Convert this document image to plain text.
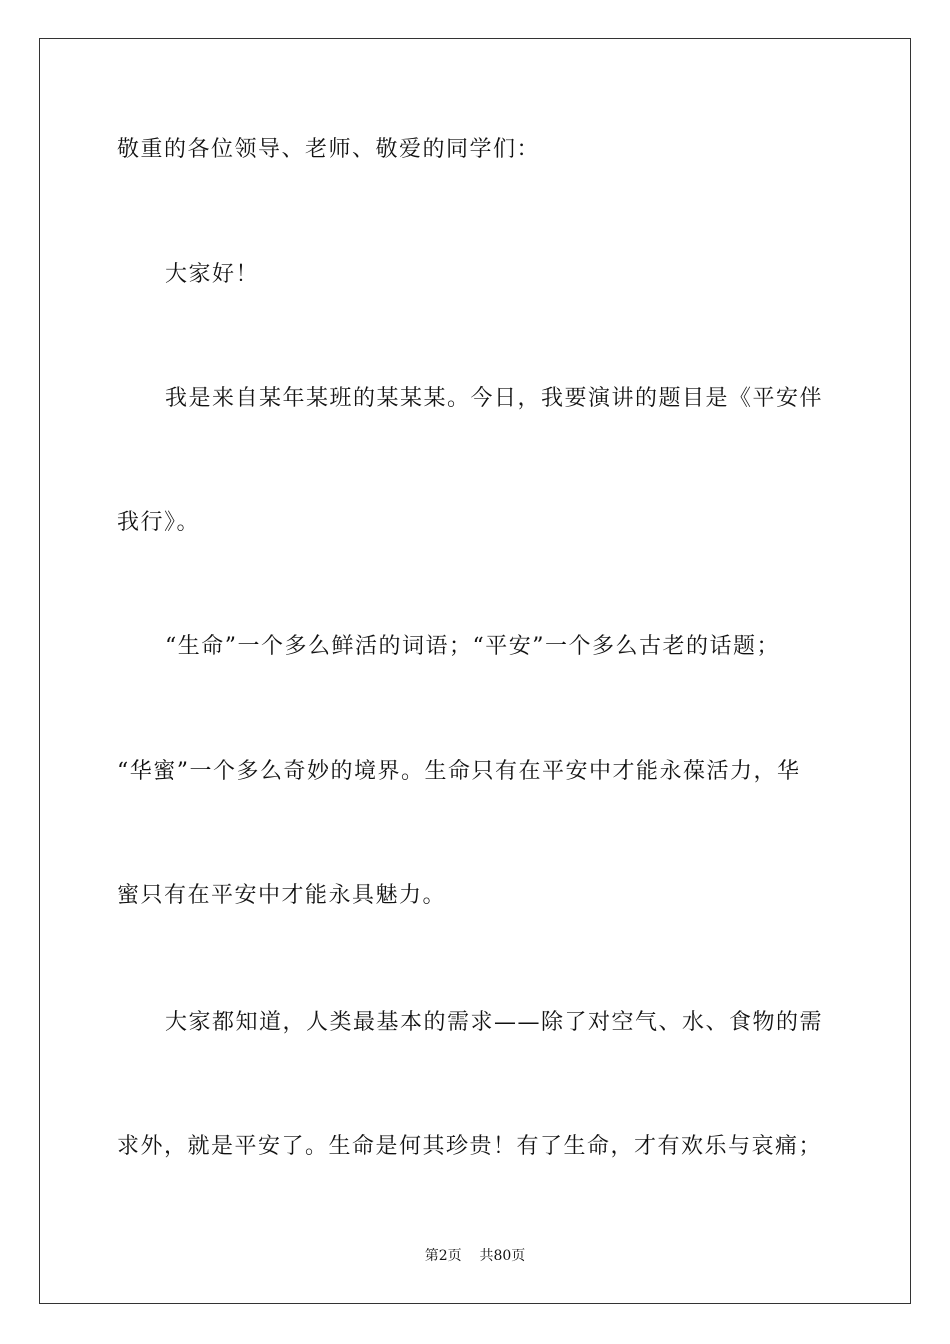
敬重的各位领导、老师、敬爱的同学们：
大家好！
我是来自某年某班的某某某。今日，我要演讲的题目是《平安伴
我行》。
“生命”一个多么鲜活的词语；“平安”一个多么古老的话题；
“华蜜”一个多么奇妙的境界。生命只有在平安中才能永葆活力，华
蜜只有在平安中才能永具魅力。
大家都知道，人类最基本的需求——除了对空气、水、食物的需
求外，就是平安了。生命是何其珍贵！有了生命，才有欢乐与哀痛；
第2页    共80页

☆ ☆ ☆ ☆

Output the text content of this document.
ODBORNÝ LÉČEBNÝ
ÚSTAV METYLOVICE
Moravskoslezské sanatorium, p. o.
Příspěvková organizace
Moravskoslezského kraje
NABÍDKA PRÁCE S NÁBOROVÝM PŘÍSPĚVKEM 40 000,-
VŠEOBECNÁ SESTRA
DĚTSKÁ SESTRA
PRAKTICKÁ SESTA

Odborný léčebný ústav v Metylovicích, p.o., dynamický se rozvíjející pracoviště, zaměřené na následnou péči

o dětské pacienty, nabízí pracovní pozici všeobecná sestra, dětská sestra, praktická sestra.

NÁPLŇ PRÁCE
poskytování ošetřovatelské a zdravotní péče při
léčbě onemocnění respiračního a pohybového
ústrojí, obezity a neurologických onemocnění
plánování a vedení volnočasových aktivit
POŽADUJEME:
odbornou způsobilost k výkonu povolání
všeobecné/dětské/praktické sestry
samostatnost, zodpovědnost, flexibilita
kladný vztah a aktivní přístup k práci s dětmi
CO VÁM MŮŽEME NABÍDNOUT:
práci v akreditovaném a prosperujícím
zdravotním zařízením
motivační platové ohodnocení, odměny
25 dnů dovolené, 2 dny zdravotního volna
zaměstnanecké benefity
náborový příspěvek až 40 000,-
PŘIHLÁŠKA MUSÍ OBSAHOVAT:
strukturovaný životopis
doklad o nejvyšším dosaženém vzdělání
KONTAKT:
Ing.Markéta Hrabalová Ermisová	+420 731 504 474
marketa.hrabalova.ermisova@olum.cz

☆ ☆ ☆ ☆

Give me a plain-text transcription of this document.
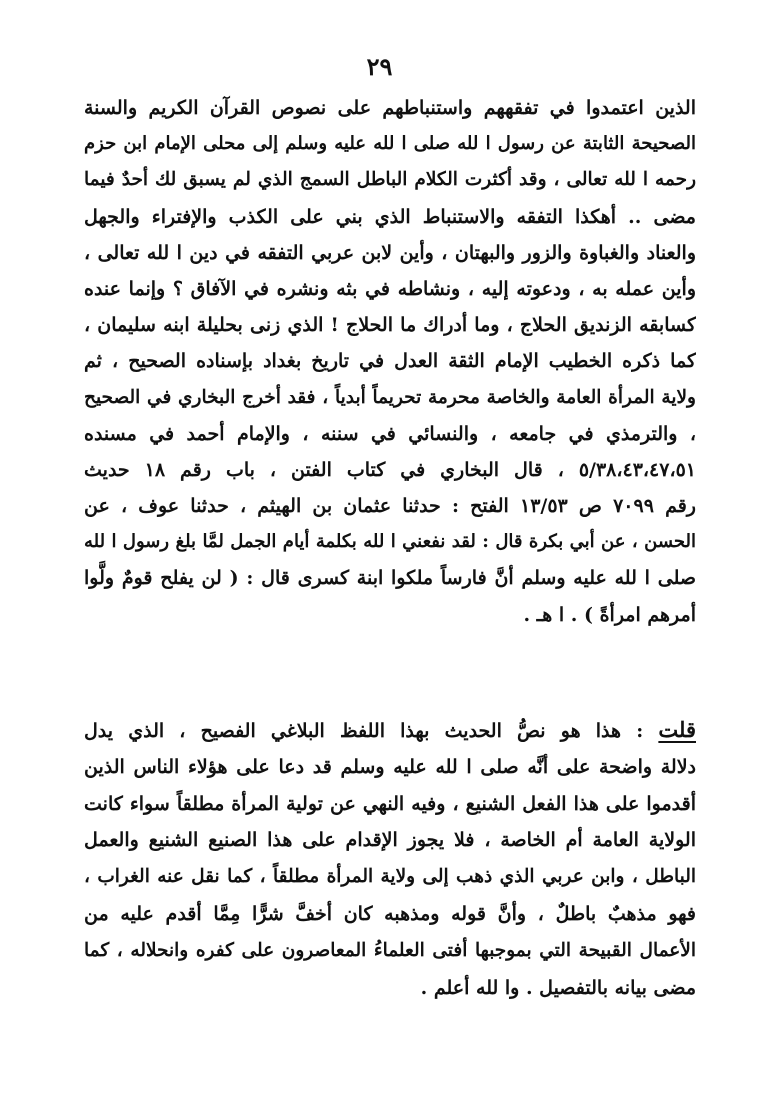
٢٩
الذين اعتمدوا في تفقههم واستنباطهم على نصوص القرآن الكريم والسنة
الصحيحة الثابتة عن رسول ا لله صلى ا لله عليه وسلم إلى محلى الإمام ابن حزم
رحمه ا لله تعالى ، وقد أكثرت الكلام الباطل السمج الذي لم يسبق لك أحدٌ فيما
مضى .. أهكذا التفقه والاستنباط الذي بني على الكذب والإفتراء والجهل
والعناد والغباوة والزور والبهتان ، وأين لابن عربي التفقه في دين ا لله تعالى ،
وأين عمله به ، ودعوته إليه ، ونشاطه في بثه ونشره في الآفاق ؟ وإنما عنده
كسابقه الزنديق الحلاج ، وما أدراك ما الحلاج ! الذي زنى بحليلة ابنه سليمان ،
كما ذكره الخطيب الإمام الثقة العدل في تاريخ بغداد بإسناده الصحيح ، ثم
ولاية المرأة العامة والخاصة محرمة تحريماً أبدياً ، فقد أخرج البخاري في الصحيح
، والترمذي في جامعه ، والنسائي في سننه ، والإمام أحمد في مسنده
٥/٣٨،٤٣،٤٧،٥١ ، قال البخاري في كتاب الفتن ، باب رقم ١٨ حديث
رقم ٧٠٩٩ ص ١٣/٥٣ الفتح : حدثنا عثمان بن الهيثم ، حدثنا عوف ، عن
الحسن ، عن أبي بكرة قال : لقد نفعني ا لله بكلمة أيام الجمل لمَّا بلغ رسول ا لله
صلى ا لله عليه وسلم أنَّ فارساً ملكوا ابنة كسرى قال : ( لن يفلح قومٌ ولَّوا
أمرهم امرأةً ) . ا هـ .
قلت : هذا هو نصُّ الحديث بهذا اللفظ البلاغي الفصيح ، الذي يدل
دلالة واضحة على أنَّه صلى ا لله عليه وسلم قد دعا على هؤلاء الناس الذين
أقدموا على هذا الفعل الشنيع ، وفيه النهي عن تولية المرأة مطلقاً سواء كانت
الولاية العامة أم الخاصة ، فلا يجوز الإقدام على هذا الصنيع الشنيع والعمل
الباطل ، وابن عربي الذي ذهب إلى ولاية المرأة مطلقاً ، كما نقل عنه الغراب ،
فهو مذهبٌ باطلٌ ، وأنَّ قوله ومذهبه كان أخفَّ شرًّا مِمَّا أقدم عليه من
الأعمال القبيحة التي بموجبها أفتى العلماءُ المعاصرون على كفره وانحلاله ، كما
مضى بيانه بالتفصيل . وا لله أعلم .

☆ ☆ ☆ ☆

▶ **TO DO**
From the entries above, copy every line that holds the word "المرأة".

▶ **FINAL ANSWER**
ولاية المرأة العامة والخاصة محرمة تحريماً أبدياً ، فقد أخرج البخاري في الصحيح
أقدموا على هذا الفعل الشنيع ، وفيه النهي عن تولية المرأة مطلقاً سواء كانت
الباطل ، وابن عربي الذي ذهب إلى ولاية المرأة مطلقاً ، كما نقل عنه الغراب ،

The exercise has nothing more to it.